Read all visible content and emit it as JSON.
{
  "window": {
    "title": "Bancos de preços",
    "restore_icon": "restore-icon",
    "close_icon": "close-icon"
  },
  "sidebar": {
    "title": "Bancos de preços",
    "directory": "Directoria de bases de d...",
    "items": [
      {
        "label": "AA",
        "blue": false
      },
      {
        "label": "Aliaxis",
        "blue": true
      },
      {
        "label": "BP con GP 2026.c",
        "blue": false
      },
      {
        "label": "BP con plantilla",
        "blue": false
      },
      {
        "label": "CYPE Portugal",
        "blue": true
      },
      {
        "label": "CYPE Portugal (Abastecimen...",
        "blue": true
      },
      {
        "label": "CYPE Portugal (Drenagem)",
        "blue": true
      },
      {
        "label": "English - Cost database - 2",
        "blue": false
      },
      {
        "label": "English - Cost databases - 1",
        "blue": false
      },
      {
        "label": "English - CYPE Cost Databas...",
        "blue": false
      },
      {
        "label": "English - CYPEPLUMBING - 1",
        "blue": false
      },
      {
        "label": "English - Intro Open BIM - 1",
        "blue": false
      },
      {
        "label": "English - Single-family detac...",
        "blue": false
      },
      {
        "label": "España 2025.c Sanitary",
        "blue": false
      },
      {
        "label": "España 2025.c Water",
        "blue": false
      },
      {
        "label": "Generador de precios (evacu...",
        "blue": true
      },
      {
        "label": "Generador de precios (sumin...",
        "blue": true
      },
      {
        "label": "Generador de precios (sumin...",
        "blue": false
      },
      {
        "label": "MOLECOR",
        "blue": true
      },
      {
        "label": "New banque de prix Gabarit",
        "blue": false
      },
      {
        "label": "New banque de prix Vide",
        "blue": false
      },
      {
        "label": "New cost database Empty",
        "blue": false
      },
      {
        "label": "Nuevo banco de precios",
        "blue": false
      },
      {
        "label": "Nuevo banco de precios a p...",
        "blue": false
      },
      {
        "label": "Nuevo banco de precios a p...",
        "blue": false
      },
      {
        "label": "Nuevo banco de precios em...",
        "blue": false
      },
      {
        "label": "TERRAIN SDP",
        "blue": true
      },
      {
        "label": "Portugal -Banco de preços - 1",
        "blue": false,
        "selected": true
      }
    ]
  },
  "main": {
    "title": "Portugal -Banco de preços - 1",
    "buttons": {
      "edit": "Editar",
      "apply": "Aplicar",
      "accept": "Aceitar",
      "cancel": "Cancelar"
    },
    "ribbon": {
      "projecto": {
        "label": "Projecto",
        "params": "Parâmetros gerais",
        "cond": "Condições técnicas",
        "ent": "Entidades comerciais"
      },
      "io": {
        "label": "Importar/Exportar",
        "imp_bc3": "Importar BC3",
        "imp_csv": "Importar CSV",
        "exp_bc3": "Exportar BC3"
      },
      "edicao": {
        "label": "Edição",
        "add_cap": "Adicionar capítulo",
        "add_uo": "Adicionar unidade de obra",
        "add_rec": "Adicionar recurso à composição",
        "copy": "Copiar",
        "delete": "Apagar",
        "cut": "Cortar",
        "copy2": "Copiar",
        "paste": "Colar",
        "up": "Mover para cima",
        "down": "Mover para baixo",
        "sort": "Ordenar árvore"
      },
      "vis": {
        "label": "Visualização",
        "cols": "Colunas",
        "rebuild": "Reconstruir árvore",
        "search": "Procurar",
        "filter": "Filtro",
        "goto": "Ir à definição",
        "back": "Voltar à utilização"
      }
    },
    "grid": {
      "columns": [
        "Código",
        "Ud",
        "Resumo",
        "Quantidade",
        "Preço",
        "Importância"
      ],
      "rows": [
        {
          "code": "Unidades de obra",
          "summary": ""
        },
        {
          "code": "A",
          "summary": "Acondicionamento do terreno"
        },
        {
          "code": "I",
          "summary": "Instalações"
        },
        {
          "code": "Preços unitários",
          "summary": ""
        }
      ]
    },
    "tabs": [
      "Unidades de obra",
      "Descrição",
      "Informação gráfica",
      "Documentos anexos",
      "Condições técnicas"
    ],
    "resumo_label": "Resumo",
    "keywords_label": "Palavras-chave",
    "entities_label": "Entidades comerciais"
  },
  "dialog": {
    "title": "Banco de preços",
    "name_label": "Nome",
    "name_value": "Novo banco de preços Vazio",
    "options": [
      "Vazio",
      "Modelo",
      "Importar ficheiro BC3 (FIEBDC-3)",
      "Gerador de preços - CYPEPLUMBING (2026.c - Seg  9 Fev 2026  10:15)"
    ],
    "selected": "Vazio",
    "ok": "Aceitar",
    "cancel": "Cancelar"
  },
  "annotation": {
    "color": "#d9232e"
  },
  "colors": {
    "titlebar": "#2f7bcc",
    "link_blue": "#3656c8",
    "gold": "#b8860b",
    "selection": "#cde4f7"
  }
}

**What the task requires**
Copy each record from above without leaving any out.

**Solved problem**
Read all visible content and emit it as JSON.
{
  "window": {
    "title": "Bancos de preços",
    "restore_icon": "restore-icon",
    "close_icon": "close-icon"
  },
  "sidebar": {
    "title": "Bancos de preços",
    "directory": "Directoria de bases de d...",
    "items": [
      {
        "label": "AA",
        "blue": false
      },
      {
        "label": "Aliaxis",
        "blue": true
      },
      {
        "label": "BP con GP 2026.c",
        "blue": false
      },
      {
        "label": "BP con plantilla",
        "blue": false
      },
      {
        "label": "CYPE Portugal",
        "blue": true
      },
      {
        "label": "CYPE Portugal (Abastecimen...",
        "blue": true
      },
      {
        "label": "CYPE Portugal (Drenagem)",
        "blue": true
      },
      {
        "label": "English - Cost database - 2",
        "blue": false
      },
      {
        "label": "English - Cost databases - 1",
        "blue": false
      },
      {
        "label": "English - CYPE Cost Databas...",
        "blue": false
      },
      {
        "label": "English - CYPEPLUMBING - 1",
        "blue": false
      },
      {
        "label": "English - Intro Open BIM - 1",
        "blue": false
      },
      {
        "label": "English - Single-family detac...",
        "blue": false
      },
      {
        "label": "España 2025.c Sanitary",
        "blue": false
      },
      {
        "label": "España 2025.c Water",
        "blue": false
      },
      {
        "label": "Generador de precios (evacu...",
        "blue": true
      },
      {
        "label": "Generador de precios (sumin...",
        "blue": true
      },
      {
        "label": "Generador de precios (sumin...",
        "blue": false
      },
      {
        "label": "MOLECOR",
        "blue": true
      },
      {
        "label": "New banque de prix Gabarit",
        "blue": false
      },
      {
        "label": "New banque de prix Vide",
        "blue": false
      },
      {
        "label": "New cost database Empty",
        "blue": false
      },
      {
        "label": "Nuevo banco de precios",
        "blue": false
      },
      {
        "label": "Nuevo banco de precios a p...",
        "blue": false
      },
      {
        "label": "Nuevo banco de precios a p...",
        "blue": false
      },
      {
        "label": "Nuevo banco de precios em...",
        "blue": false
      },
      {
        "label": "TERRAIN SDP",
        "blue": true
      },
      {
        "label": "Portugal -Banco de preços - 1",
        "blue": false,
        "selected": true
      }
    ]
  },
  "main": {
    "title": "Portugal -Banco de preços - 1",
    "buttons": {
      "edit": "Editar",
      "apply": "Aplicar",
      "accept": "Aceitar",
      "cancel": "Cancelar"
    },
    "ribbon": {
      "projecto": {
        "label": "Projecto",
        "params": "Parâmetros gerais",
        "cond": "Condições técnicas",
        "ent": "Entidades comerciais"
      },
      "io": {
        "label": "Importar/Exportar",
        "imp_bc3": "Importar BC3",
        "imp_csv": "Importar CSV",
        "exp_bc3": "Exportar BC3"
      },
      "edicao": {
        "label": "Edição",
        "add_cap": "Adicionar capítulo",
        "add_uo": "Adicionar unidade de obra",
        "add_rec": "Adicionar recurso à composição",
        "copy": "Copiar",
        "delete": "Apagar",
        "cut": "Cortar",
        "copy2": "Copiar",
        "paste": "Colar",
        "up": "Mover para cima",
        "down": "Mover para baixo",
        "sort": "Ordenar árvore"
      },
      "vis": {
        "label": "Visualização",
        "cols": "Colunas",
        "rebuild": "Reconstruir árvore",
        "search": "Procurar",
        "filter": "Filtro",
        "goto": "Ir à definição",
        "back": "Voltar à utilização"
      }
    },
    "grid": {
      "columns": [
        "Código",
        "Ud",
        "Resumo",
        "Quantidade",
        "Preço",
        "Importância"
      ],
      "rows": [
        {
          "code": "Unidades de obra",
          "summary": ""
        },
        {
          "code": "A",
          "summary": "Acondicionamento do terreno"
        },
        {
          "code": "I",
          "summary": "Instalações"
        },
        {
          "code": "Preços unitários",
          "summary": ""
        }
      ]
    },
    "tabs": [
      "Unidades de obra",
      "Descrição",
      "Informação gráfica",
      "Documentos anexos",
      "Condições técnicas"
    ],
    "resumo_label": "Resumo",
    "keywords_label": "Palavras-chave",
    "entities_label": "Entidades comerciais"
  },
  "dialog": {
    "title": "Banco de preços",
    "name_label": "Nome",
    "name_value": "Novo banco de preços Vazio",
    "options": [
      "Vazio",
      "Modelo",
      "Importar ficheiro BC3 (FIEBDC-3)",
      "Gerador de preços - CYPEPLUMBING (2026.c - Seg  9 Fev 2026  10:15)"
    ],
    "selected": "Vazio",
    "ok": "Aceitar",
    "cancel": "Cancelar"
  },
  "annotation": {
    "color": "#d9232e"
  },
  "colors": {
    "titlebar": "#2f7bcc",
    "link_blue": "#3656c8",
    "gold": "#b8860b",
    "selection": "#cde4f7"
  }
}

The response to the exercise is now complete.